## [Exercise material]

-- begin --

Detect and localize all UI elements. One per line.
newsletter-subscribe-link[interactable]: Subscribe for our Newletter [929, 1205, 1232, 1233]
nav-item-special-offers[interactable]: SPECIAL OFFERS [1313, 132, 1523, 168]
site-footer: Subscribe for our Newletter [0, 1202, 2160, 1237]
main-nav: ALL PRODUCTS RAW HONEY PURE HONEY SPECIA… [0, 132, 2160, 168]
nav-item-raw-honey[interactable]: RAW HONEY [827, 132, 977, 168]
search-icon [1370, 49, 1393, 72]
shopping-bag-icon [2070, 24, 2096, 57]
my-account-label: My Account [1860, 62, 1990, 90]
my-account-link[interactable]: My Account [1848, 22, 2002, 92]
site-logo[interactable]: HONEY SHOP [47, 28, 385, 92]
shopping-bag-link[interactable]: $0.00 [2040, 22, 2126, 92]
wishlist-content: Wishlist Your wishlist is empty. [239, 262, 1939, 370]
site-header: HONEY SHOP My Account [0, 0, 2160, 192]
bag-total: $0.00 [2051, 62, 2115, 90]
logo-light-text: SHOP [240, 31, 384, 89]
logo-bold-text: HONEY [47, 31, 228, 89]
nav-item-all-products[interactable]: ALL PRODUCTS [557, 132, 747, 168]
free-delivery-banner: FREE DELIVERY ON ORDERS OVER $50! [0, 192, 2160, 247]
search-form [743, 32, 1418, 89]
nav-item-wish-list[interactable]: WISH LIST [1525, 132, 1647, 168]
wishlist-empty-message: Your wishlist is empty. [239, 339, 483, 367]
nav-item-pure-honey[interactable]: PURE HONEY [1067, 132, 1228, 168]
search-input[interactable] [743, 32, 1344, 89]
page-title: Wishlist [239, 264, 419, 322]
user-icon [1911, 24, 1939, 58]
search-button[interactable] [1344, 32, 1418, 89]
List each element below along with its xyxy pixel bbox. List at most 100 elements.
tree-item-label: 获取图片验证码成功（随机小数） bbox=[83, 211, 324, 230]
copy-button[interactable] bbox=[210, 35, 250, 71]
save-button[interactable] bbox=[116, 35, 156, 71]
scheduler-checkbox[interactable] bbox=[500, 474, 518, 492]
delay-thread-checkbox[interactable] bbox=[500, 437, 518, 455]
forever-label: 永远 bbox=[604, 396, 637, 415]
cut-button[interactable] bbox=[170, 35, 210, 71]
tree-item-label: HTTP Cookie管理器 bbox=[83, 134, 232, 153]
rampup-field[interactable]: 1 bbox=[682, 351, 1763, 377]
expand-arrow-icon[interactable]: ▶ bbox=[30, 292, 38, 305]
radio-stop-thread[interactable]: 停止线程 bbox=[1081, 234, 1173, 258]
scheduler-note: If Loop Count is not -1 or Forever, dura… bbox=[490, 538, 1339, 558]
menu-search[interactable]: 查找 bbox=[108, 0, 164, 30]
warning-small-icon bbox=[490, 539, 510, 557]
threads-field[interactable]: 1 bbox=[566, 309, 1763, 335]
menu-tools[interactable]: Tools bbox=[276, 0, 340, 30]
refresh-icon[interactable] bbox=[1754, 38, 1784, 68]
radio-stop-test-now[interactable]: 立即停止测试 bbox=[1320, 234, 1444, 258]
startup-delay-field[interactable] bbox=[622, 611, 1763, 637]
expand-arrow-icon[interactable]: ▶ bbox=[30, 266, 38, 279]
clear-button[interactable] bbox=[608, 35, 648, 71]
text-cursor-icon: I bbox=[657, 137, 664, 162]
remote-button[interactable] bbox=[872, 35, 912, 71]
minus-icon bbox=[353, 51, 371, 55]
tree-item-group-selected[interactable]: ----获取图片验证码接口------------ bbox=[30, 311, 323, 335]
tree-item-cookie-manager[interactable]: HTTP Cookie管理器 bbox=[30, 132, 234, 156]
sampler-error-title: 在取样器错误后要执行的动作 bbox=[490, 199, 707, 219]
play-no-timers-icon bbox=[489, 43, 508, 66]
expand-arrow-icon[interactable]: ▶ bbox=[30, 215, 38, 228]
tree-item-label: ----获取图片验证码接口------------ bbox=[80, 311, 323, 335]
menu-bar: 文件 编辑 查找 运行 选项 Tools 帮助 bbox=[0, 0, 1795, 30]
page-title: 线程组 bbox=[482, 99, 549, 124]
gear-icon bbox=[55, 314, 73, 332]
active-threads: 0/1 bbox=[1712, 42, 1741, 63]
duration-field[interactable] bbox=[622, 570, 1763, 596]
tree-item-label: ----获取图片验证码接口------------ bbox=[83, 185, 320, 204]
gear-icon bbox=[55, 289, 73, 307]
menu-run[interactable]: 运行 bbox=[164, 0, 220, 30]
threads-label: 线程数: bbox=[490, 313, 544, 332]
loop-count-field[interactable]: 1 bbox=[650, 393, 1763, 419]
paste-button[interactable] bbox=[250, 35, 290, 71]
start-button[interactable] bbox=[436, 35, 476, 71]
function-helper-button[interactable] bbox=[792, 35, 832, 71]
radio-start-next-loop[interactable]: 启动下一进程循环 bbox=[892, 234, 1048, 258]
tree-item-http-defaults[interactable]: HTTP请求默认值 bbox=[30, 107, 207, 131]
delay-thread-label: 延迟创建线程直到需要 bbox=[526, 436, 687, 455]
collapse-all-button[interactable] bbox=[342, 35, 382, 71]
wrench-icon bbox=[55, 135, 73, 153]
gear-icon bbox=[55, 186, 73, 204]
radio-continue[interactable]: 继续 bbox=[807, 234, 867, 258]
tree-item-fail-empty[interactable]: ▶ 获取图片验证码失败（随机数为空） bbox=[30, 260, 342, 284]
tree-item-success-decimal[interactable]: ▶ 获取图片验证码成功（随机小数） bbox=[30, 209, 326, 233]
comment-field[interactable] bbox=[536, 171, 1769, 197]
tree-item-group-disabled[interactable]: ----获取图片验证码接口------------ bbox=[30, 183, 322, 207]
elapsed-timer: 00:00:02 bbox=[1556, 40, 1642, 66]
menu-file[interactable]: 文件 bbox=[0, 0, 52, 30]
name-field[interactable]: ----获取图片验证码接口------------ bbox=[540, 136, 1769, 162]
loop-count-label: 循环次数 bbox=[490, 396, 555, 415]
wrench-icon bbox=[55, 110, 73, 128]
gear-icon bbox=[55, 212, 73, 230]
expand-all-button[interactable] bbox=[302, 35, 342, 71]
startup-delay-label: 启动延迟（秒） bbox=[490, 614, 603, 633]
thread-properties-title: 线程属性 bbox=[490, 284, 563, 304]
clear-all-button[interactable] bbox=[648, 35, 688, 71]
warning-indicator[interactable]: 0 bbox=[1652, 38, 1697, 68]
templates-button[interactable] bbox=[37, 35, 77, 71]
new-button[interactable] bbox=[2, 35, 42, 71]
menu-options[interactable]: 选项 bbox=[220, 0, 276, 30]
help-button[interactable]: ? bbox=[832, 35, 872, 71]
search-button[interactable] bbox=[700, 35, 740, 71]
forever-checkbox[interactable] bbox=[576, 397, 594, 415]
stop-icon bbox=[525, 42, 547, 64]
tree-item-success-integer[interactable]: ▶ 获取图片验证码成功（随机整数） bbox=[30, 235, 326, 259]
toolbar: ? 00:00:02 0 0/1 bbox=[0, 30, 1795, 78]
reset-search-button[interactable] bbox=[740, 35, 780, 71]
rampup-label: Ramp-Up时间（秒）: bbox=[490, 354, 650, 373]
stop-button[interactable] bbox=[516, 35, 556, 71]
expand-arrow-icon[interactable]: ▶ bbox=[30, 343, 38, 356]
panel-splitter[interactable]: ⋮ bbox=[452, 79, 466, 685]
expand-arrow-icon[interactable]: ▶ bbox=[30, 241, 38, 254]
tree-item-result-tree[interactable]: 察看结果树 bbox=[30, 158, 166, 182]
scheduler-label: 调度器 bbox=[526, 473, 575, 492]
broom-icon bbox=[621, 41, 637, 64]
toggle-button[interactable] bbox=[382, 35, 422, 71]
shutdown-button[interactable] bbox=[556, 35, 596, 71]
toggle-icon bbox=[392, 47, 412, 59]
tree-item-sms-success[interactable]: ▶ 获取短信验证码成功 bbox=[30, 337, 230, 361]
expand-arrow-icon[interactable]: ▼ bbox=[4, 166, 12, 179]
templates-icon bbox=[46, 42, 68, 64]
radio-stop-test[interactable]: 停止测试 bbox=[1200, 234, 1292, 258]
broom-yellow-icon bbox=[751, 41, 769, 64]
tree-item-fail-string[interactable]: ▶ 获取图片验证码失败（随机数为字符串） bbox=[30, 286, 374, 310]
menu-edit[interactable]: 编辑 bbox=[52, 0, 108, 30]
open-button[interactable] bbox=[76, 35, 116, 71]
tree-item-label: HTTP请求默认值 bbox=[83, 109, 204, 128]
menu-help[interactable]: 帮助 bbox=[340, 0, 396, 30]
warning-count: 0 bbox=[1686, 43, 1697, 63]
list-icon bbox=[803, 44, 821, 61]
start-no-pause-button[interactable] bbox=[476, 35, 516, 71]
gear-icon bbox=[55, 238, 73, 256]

-- end --

## [Do this]
List every line of the data above that contains the string "stop". Case counts.

## [Finished answer]
radio-stop-thread[interactable]: 停止线程 bbox=[1081, 234, 1173, 258]
radio-stop-test-now[interactable]: 立即停止测试 bbox=[1320, 234, 1444, 258]
stop-icon bbox=[525, 42, 547, 64]
stop-button[interactable] bbox=[516, 35, 556, 71]
radio-stop-test[interactable]: 停止测试 bbox=[1200, 234, 1292, 258]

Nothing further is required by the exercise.